REQUIRED TASK
Scan the data below for the string "бдительности". Show every line where it turns up.

EXERCISE MATERIALS
(begin)
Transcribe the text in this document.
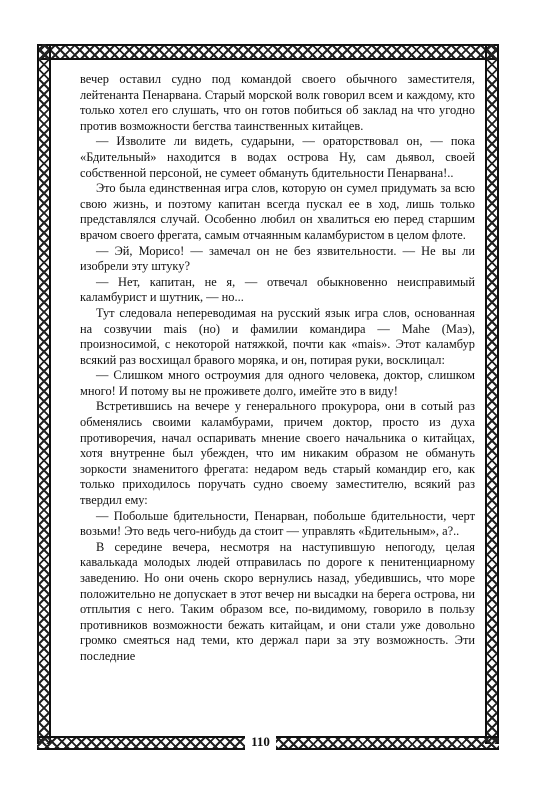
вечер оставил судно под командой своего обычного заместителя, лейтенанта Пенарвана. Старый морской волк говорил всем и каждому, кто только хотел его слушать, что он готов побиться об заклад на что угодно против возможности бегства таинственных китайцев.

— Изволите ли видеть, сударыни, — ораторствовал он, — пока «Бдительный» находится в водах острова Ну, сам дьявол, своей собственной персоной, не сумеет обмануть бдительности Пенарвана!..

Это была единственная игра слов, которую он сумел придумать за всю свою жизнь, и поэтому капитан всегда пускал ее в ход, лишь только представлялся случай. Особенно любил он хвалиться ею перед старшим врачом своего фрегата, самым отчаянным каламбуристом в целом флоте.

— Эй, Морисо! — замечал он не без язвительности. — Не вы ли изобрели эту штуку?

— Нет, капитан, не я, — отвечал обыкновенно неисправимый каламбурист и шутник, — но...

Тут следовала непереводимая на русский язык игра слов, основанная на созвучии mais (но) и фамилии командира — Mahe (Маэ), произносимой, с некоторой натяжкой, почти как «mais». Этот каламбур всякий раз восхищал бравого моряка, и он, потирая руки, восклицал:

— Слишком много остроумия для одного человека, доктор, слишком много! И потому вы не проживете долго, имейте это в виду!

Встретившись на вечере у генерального прокурора, они в сотый раз обменялись своими каламбурами, причем доктор, просто из духа противоречия, начал оспаривать мнение своего начальника о китайцах, хотя внутренне был убежден, что им никаким образом не обмануть зоркости знаменитого фрегата: недаром ведь старый командир его, как только приходилось поручать судно своему заместителю, всякий раз твердил ему:

— Побольше бдительности, Пенарван, побольше бдительности, черт возьми! Это ведь чего-нибудь да стоит — управлять «Бдительным», а?..

В середине вечера, несмотря на наступившую непогоду, целая кавалькада молодых людей отправилась по дороге к пенитенциарному заведению. Но они очень скоро вернулись назад, убедившись, что море положительно не допускает в этот вечер ни высадки на берега острова, ни отплытия с него. Таким образом все, по-видимому, говорило в пользу противников возможности бежать китайцам, и они стали уже довольно громко смеяться над теми, кто держал пари за эту возможность. Эти последние

110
(end)
RESULT OF THIS EXERCISE
— Изволите ли видеть, сударыни, — ораторствовал он, — пока «Бдительный» находится в водах острова Ну, сам дьявол, своей собственной персоной, не сумеет обмануть бдительности Пенарвана!..
— Побольше бдительности, Пенарван, побольше бдительности, черт возьми! Это ведь чего-нибудь да стоит — управлять «Бдительным», а?..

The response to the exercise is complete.